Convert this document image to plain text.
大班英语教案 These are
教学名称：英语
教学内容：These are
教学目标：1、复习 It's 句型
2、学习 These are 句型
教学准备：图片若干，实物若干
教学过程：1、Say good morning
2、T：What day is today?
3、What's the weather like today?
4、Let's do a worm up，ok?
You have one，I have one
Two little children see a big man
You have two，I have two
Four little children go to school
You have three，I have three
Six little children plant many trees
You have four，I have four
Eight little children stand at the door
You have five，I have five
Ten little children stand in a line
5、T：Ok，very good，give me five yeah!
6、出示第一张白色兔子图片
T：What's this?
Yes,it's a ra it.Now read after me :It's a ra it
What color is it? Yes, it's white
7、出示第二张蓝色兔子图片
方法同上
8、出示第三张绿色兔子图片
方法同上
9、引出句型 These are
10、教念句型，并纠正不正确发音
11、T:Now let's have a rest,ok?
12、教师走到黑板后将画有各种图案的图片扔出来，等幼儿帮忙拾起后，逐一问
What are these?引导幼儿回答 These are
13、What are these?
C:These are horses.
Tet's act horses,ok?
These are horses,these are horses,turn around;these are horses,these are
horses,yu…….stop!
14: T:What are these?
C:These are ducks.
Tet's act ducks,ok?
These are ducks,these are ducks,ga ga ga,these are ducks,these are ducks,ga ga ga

################

◆ What you need to do: Which lines above contain "this"? Show each of them.

◆ The result:
Convert this document image to plain text.
T：What's this?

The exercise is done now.